Data supplied
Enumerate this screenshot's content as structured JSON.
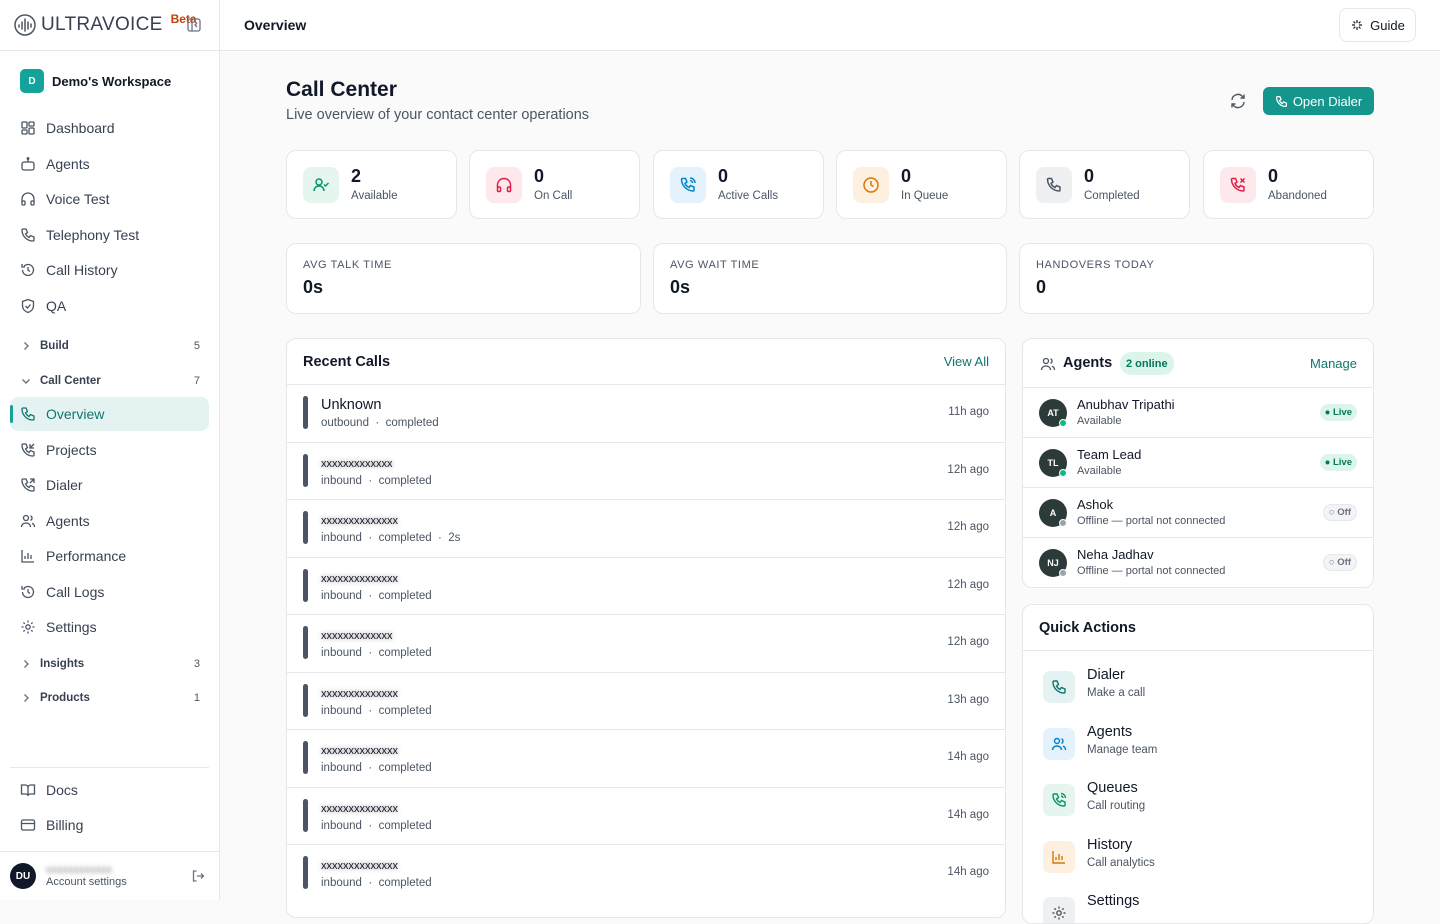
{
  "brand": {
    "name": "ULTRAVOICE",
    "beta": "Beta"
  },
  "workspace": {
    "initial": "D",
    "name": "Demo's Workspace"
  },
  "sidebar": {
    "items": [
      {
        "label": "Dashboard",
        "icon": "dashboard-icon"
      },
      {
        "label": "Agents",
        "icon": "bot-icon"
      },
      {
        "label": "Voice Test",
        "icon": "headphones-icon"
      },
      {
        "label": "Telephony Test",
        "icon": "phone-icon"
      },
      {
        "label": "Call History",
        "icon": "history-icon"
      },
      {
        "label": "QA",
        "icon": "shield-check-icon"
      }
    ],
    "groups": {
      "build": {
        "label": "Build",
        "count": "5"
      },
      "call_center": {
        "label": "Call Center",
        "count": "7"
      },
      "insights": {
        "label": "Insights",
        "count": "3"
      },
      "products": {
        "label": "Products",
        "count": "1"
      }
    },
    "call_center_items": [
      {
        "label": "Overview",
        "icon": "phone-icon",
        "active": true
      },
      {
        "label": "Projects",
        "icon": "phone-incoming-icon"
      },
      {
        "label": "Dialer",
        "icon": "phone-outgoing-icon"
      },
      {
        "label": "Agents",
        "icon": "users-icon"
      },
      {
        "label": "Performance",
        "icon": "bar-chart-icon"
      },
      {
        "label": "Call Logs",
        "icon": "history-icon"
      },
      {
        "label": "Settings",
        "icon": "gear-icon"
      }
    ],
    "footer": [
      {
        "label": "Docs",
        "icon": "book-icon"
      },
      {
        "label": "Billing",
        "icon": "credit-card-icon"
      }
    ],
    "user": {
      "initials": "DU",
      "name_hidden": "xxxxxxxxxxxx",
      "account_label": "Account settings"
    }
  },
  "topbar": {
    "title": "Overview",
    "guide_label": "Guide"
  },
  "page": {
    "title": "Call Center",
    "subtitle": "Live overview of your contact center operations",
    "open_dialer": "Open Dialer"
  },
  "stats": [
    {
      "value": "2",
      "label": "Available",
      "icon": "user-check-icon",
      "color": "#059669",
      "bg": "#e6f6ef"
    },
    {
      "value": "0",
      "label": "On Call",
      "icon": "headphones-icon",
      "color": "#e11d48",
      "bg": "#fde8ec"
    },
    {
      "value": "0",
      "label": "Active Calls",
      "icon": "phone-call-icon",
      "color": "#0284c7",
      "bg": "#e3f2fb"
    },
    {
      "value": "0",
      "label": "In Queue",
      "icon": "clock-icon",
      "color": "#d97706",
      "bg": "#fdf0e0"
    },
    {
      "value": "0",
      "label": "Completed",
      "icon": "phone-icon",
      "color": "#4b5563",
      "bg": "#eef0f2"
    },
    {
      "value": "0",
      "label": "Abandoned",
      "icon": "phone-missed-icon",
      "color": "#e11d48",
      "bg": "#fde8ec"
    }
  ],
  "metrics": [
    {
      "label": "AVG TALK TIME",
      "value": "0s"
    },
    {
      "label": "AVG WAIT TIME",
      "value": "0s"
    },
    {
      "label": "HANDOVERS TODAY",
      "value": "0"
    }
  ],
  "recent_calls": {
    "title": "Recent Calls",
    "view_all": "View All",
    "rows": [
      {
        "name": "Unknown",
        "blurred": false,
        "direction": "outbound",
        "status": "completed",
        "duration": "",
        "time": "11h ago"
      },
      {
        "name": "xxxxxxxxxxxxx",
        "blurred": true,
        "direction": "inbound",
        "status": "completed",
        "duration": "",
        "time": "12h ago"
      },
      {
        "name": "xxxxxxxxxxxxxx",
        "blurred": true,
        "direction": "inbound",
        "status": "completed",
        "duration": "2s",
        "time": "12h ago"
      },
      {
        "name": "xxxxxxxxxxxxxx",
        "blurred": true,
        "direction": "inbound",
        "status": "completed",
        "duration": "",
        "time": "12h ago"
      },
      {
        "name": "xxxxxxxxxxxxx",
        "blurred": true,
        "direction": "inbound",
        "status": "completed",
        "duration": "",
        "time": "12h ago"
      },
      {
        "name": "xxxxxxxxxxxxxx",
        "blurred": true,
        "direction": "inbound",
        "status": "completed",
        "duration": "",
        "time": "13h ago"
      },
      {
        "name": "xxxxxxxxxxxxxx",
        "blurred": true,
        "direction": "inbound",
        "status": "completed",
        "duration": "",
        "time": "14h ago"
      },
      {
        "name": "xxxxxxxxxxxxxx",
        "blurred": true,
        "direction": "inbound",
        "status": "completed",
        "duration": "",
        "time": "14h ago"
      },
      {
        "name": "xxxxxxxxxxxxxx",
        "blurred": true,
        "direction": "inbound",
        "status": "completed",
        "duration": "",
        "time": "14h ago"
      }
    ]
  },
  "agents_panel": {
    "title": "Agents",
    "online_badge": "2 online",
    "manage": "Manage",
    "agents": [
      {
        "initials": "AT",
        "name": "Anubhav Tripathi",
        "status": "Available",
        "online": true,
        "pill": "● Live"
      },
      {
        "initials": "TL",
        "name": "Team Lead",
        "status": "Available",
        "online": true,
        "pill": "● Live"
      },
      {
        "initials": "A",
        "name": "Ashok",
        "status": "Offline — portal not connected",
        "online": false,
        "pill": "○ Off"
      },
      {
        "initials": "NJ",
        "name": "Neha Jadhav",
        "status": "Offline — portal not connected",
        "online": false,
        "pill": "○ Off"
      }
    ]
  },
  "quick_actions": {
    "title": "Quick Actions",
    "items": [
      {
        "name": "Dialer",
        "desc": "Make a call",
        "icon": "phone-icon",
        "color": "#0f766e",
        "bg": "#e4f3f2"
      },
      {
        "name": "Agents",
        "desc": "Manage team",
        "icon": "users-icon",
        "color": "#0284c7",
        "bg": "#e3f2fb"
      },
      {
        "name": "Queues",
        "desc": "Call routing",
        "icon": "phone-call-icon",
        "color": "#059669",
        "bg": "#e6f6ef"
      },
      {
        "name": "History",
        "desc": "Call analytics",
        "icon": "bar-chart-icon",
        "color": "#d97706",
        "bg": "#fdf0e0"
      },
      {
        "name": "Settings",
        "desc": "",
        "icon": "gear-icon",
        "color": "#4b5563",
        "bg": "#eef0f2"
      }
    ]
  }
}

Instruction
Take the data above and repeat it exactly, leaving each picture out.

The reply
Enumerate this screenshot's content as structured JSON.
{
  "brand": {
    "name": "ULTRAVOICE",
    "beta": "Beta"
  },
  "workspace": {
    "initial": "D",
    "name": "Demo's Workspace"
  },
  "sidebar": {
    "items": [
      {
        "label": "Dashboard",
        "icon": "dashboard-icon"
      },
      {
        "label": "Agents",
        "icon": "bot-icon"
      },
      {
        "label": "Voice Test",
        "icon": "headphones-icon"
      },
      {
        "label": "Telephony Test",
        "icon": "phone-icon"
      },
      {
        "label": "Call History",
        "icon": "history-icon"
      },
      {
        "label": "QA",
        "icon": "shield-check-icon"
      }
    ],
    "groups": {
      "build": {
        "label": "Build",
        "count": "5"
      },
      "call_center": {
        "label": "Call Center",
        "count": "7"
      },
      "insights": {
        "label": "Insights",
        "count": "3"
      },
      "products": {
        "label": "Products",
        "count": "1"
      }
    },
    "call_center_items": [
      {
        "label": "Overview",
        "icon": "phone-icon",
        "active": true
      },
      {
        "label": "Projects",
        "icon": "phone-incoming-icon"
      },
      {
        "label": "Dialer",
        "icon": "phone-outgoing-icon"
      },
      {
        "label": "Agents",
        "icon": "users-icon"
      },
      {
        "label": "Performance",
        "icon": "bar-chart-icon"
      },
      {
        "label": "Call Logs",
        "icon": "history-icon"
      },
      {
        "label": "Settings",
        "icon": "gear-icon"
      }
    ],
    "footer": [
      {
        "label": "Docs",
        "icon": "book-icon"
      },
      {
        "label": "Billing",
        "icon": "credit-card-icon"
      }
    ],
    "user": {
      "initials": "DU",
      "name_hidden": "xxxxxxxxxxxx",
      "account_label": "Account settings"
    }
  },
  "topbar": {
    "title": "Overview",
    "guide_label": "Guide"
  },
  "page": {
    "title": "Call Center",
    "subtitle": "Live overview of your contact center operations",
    "open_dialer": "Open Dialer"
  },
  "stats": [
    {
      "value": "2",
      "label": "Available",
      "icon": "user-check-icon",
      "color": "#059669",
      "bg": "#e6f6ef"
    },
    {
      "value": "0",
      "label": "On Call",
      "icon": "headphones-icon",
      "color": "#e11d48",
      "bg": "#fde8ec"
    },
    {
      "value": "0",
      "label": "Active Calls",
      "icon": "phone-call-icon",
      "color": "#0284c7",
      "bg": "#e3f2fb"
    },
    {
      "value": "0",
      "label": "In Queue",
      "icon": "clock-icon",
      "color": "#d97706",
      "bg": "#fdf0e0"
    },
    {
      "value": "0",
      "label": "Completed",
      "icon": "phone-icon",
      "color": "#4b5563",
      "bg": "#eef0f2"
    },
    {
      "value": "0",
      "label": "Abandoned",
      "icon": "phone-missed-icon",
      "color": "#e11d48",
      "bg": "#fde8ec"
    }
  ],
  "metrics": [
    {
      "label": "AVG TALK TIME",
      "value": "0s"
    },
    {
      "label": "AVG WAIT TIME",
      "value": "0s"
    },
    {
      "label": "HANDOVERS TODAY",
      "value": "0"
    }
  ],
  "recent_calls": {
    "title": "Recent Calls",
    "view_all": "View All",
    "rows": [
      {
        "name": "Unknown",
        "blurred": false,
        "direction": "outbound",
        "status": "completed",
        "duration": "",
        "time": "11h ago"
      },
      {
        "name": "xxxxxxxxxxxxx",
        "blurred": true,
        "direction": "inbound",
        "status": "completed",
        "duration": "",
        "time": "12h ago"
      },
      {
        "name": "xxxxxxxxxxxxxx",
        "blurred": true,
        "direction": "inbound",
        "status": "completed",
        "duration": "2s",
        "time": "12h ago"
      },
      {
        "name": "xxxxxxxxxxxxxx",
        "blurred": true,
        "direction": "inbound",
        "status": "completed",
        "duration": "",
        "time": "12h ago"
      },
      {
        "name": "xxxxxxxxxxxxx",
        "blurred": true,
        "direction": "inbound",
        "status": "completed",
        "duration": "",
        "time": "12h ago"
      },
      {
        "name": "xxxxxxxxxxxxxx",
        "blurred": true,
        "direction": "inbound",
        "status": "completed",
        "duration": "",
        "time": "13h ago"
      },
      {
        "name": "xxxxxxxxxxxxxx",
        "blurred": true,
        "direction": "inbound",
        "status": "completed",
        "duration": "",
        "time": "14h ago"
      },
      {
        "name": "xxxxxxxxxxxxxx",
        "blurred": true,
        "direction": "inbound",
        "status": "completed",
        "duration": "",
        "time": "14h ago"
      },
      {
        "name": "xxxxxxxxxxxxxx",
        "blurred": true,
        "direction": "inbound",
        "status": "completed",
        "duration": "",
        "time": "14h ago"
      }
    ]
  },
  "agents_panel": {
    "title": "Agents",
    "online_badge": "2 online",
    "manage": "Manage",
    "agents": [
      {
        "initials": "AT",
        "name": "Anubhav Tripathi",
        "status": "Available",
        "online": true,
        "pill": "● Live"
      },
      {
        "initials": "TL",
        "name": "Team Lead",
        "status": "Available",
        "online": true,
        "pill": "● Live"
      },
      {
        "initials": "A",
        "name": "Ashok",
        "status": "Offline — portal not connected",
        "online": false,
        "pill": "○ Off"
      },
      {
        "initials": "NJ",
        "name": "Neha Jadhav",
        "status": "Offline — portal not connected",
        "online": false,
        "pill": "○ Off"
      }
    ]
  },
  "quick_actions": {
    "title": "Quick Actions",
    "items": [
      {
        "name": "Dialer",
        "desc": "Make a call",
        "icon": "phone-icon",
        "color": "#0f766e",
        "bg": "#e4f3f2"
      },
      {
        "name": "Agents",
        "desc": "Manage team",
        "icon": "users-icon",
        "color": "#0284c7",
        "bg": "#e3f2fb"
      },
      {
        "name": "Queues",
        "desc": "Call routing",
        "icon": "phone-call-icon",
        "color": "#059669",
        "bg": "#e6f6ef"
      },
      {
        "name": "History",
        "desc": "Call analytics",
        "icon": "bar-chart-icon",
        "color": "#d97706",
        "bg": "#fdf0e0"
      },
      {
        "name": "Settings",
        "desc": "",
        "icon": "gear-icon",
        "color": "#4b5563",
        "bg": "#eef0f2"
      }
    ]
  }
}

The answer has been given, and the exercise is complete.